» SOURCE MATERIAL:

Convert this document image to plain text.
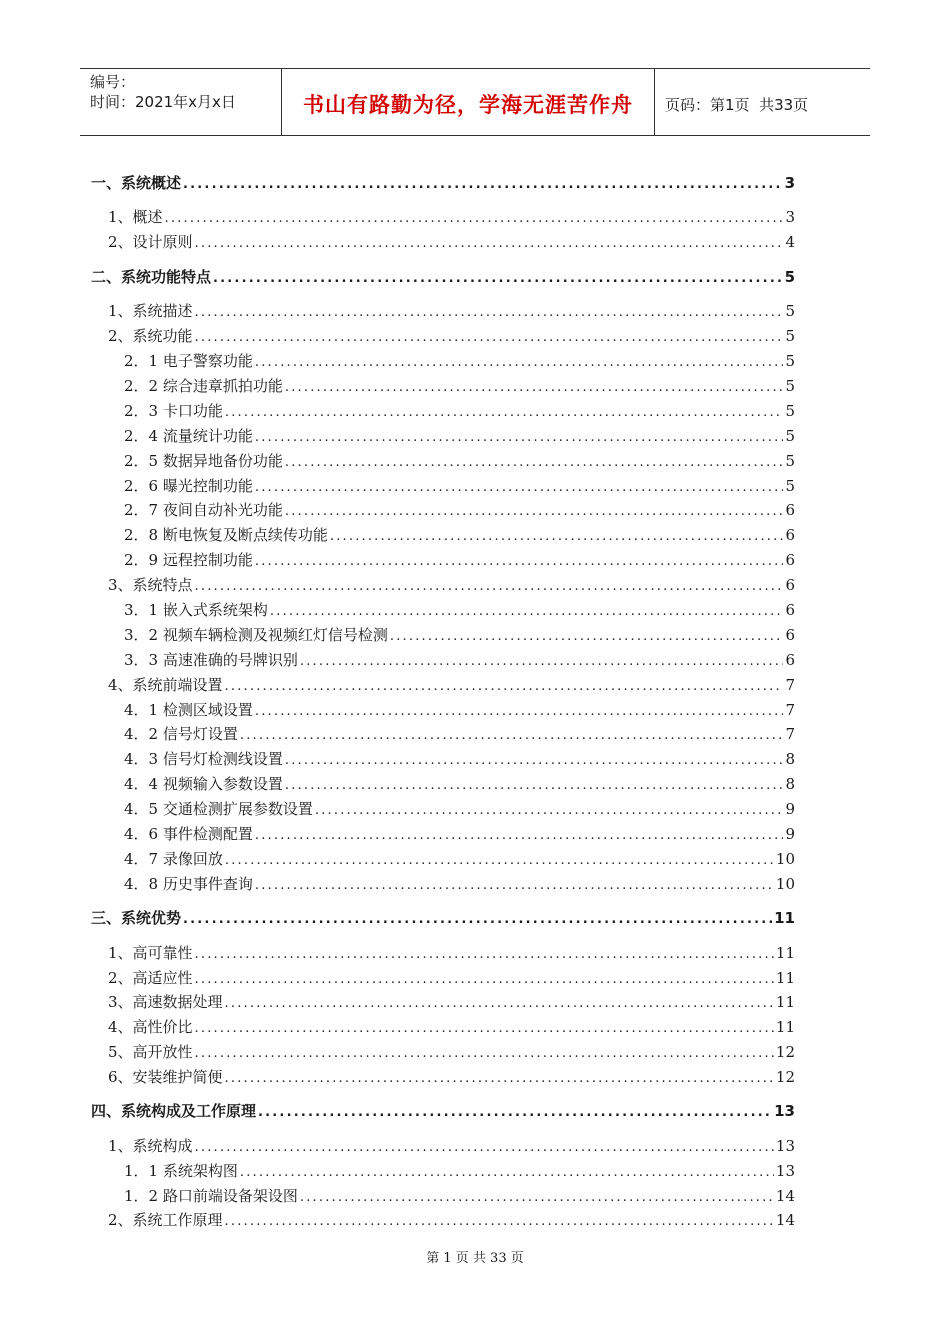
编号：
时间：2021年x月x日	书山有路勤为径，学海无涯苦作舟 页码：第1页  共33页
一、系统概述 .....	3
1、概述 .....	3
2、设计原则 .....	4
二、系统功能特点 .....	5
1、系统描述 .....	5
2、系统功能 .....	5
2．1 电子警察功能 .....	5
2．2 综合违章抓拍功能 .....	5
2．3 卡口功能 .....	5
2．4 流量统计功能 .....	5
2．5 数据异地备份功能 .....	5
2．6 曝光控制功能 .....	5
2．7 夜间自动补光功能 .....	6
2．8 断电恢复及断点续传功能 .....	6
2．9 远程控制功能 .....	6
3、系统特点 .....	6
3．1 嵌入式系统架构 .....	6
3．2 视频车辆检测及视频红灯信号检测 .....	6
3．3 高速准确的号牌识别 .....	6
4、系统前端设置 .....	7
4．1 检测区域设置 .....	7
4．2 信号灯设置 .....	7
4．3 信号灯检测线设置 .....	8
4．4 视频输入参数设置 .....	8
4．5 交通检测扩展参数设置 .....	9
4．6 事件检测配置 .....	9
4．7 录像回放 .....	10
4．8 历史事件查询 .....	10
三、系统优势 .....	11
1、高可靠性 .....	11
2、高适应性 .....	11
3、高速数据处理 .....	11
4、高性价比 .....	11
5、高开放性 .....	12
6、安装维护简便 .....	12
四、系统构成及工作原理 .....	13
1、系统构成 .....	13
1．1 系统架构图 .....	13
1．2 路口前端设备架设图 .....	14
2、系统工作原理 .....	14
第 1 页 共 33 页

» TASK OBJECTIVE: Give the entries again word for word, but skip the pictures.

» RESULT:
Convert this document image to plain text.
编号：
时间：2021年x月x日	书山有路勤为径，学海无涯苦作舟 页码：第1页  共33页
一、系统概述 .....	3
1、概述 .....	3
2、设计原则 .....	4
二、系统功能特点 .....	5
1、系统描述 .....	5
2、系统功能 .....	5
2．1 电子警察功能 .....	5
2．2 综合违章抓拍功能 .....	5
2．3 卡口功能 .....	5
2．4 流量统计功能 .....	5
2．5 数据异地备份功能 .....	5
2．6 曝光控制功能 .....	5
2．7 夜间自动补光功能 .....	6
2．8 断电恢复及断点续传功能 .....	6
2．9 远程控制功能 .....	6
3、系统特点 .....	6
3．1 嵌入式系统架构 .....	6
3．2 视频车辆检测及视频红灯信号检测 .....	6
3．3 高速准确的号牌识别 .....	6
4、系统前端设置 .....	7
4．1 检测区域设置 .....	7
4．2 信号灯设置 .....	7
4．3 信号灯检测线设置 .....	8
4．4 视频输入参数设置 .....	8
4．5 交通检测扩展参数设置 .....	9
4．6 事件检测配置 .....	9
4．7 录像回放 .....	10
4．8 历史事件查询 .....	10
三、系统优势 .....	11
1、高可靠性 .....	11
2、高适应性 .....	11
3、高速数据处理 .....	11
4、高性价比 .....	11
5、高开放性 .....	12
6、安装维护简便 .....	12
四、系统构成及工作原理 .....	13
1、系统构成 .....	13
1．1 系统架构图 .....	13
1．2 路口前端设备架设图 .....	14
2、系统工作原理 .....	14
第 1 页 共 33 页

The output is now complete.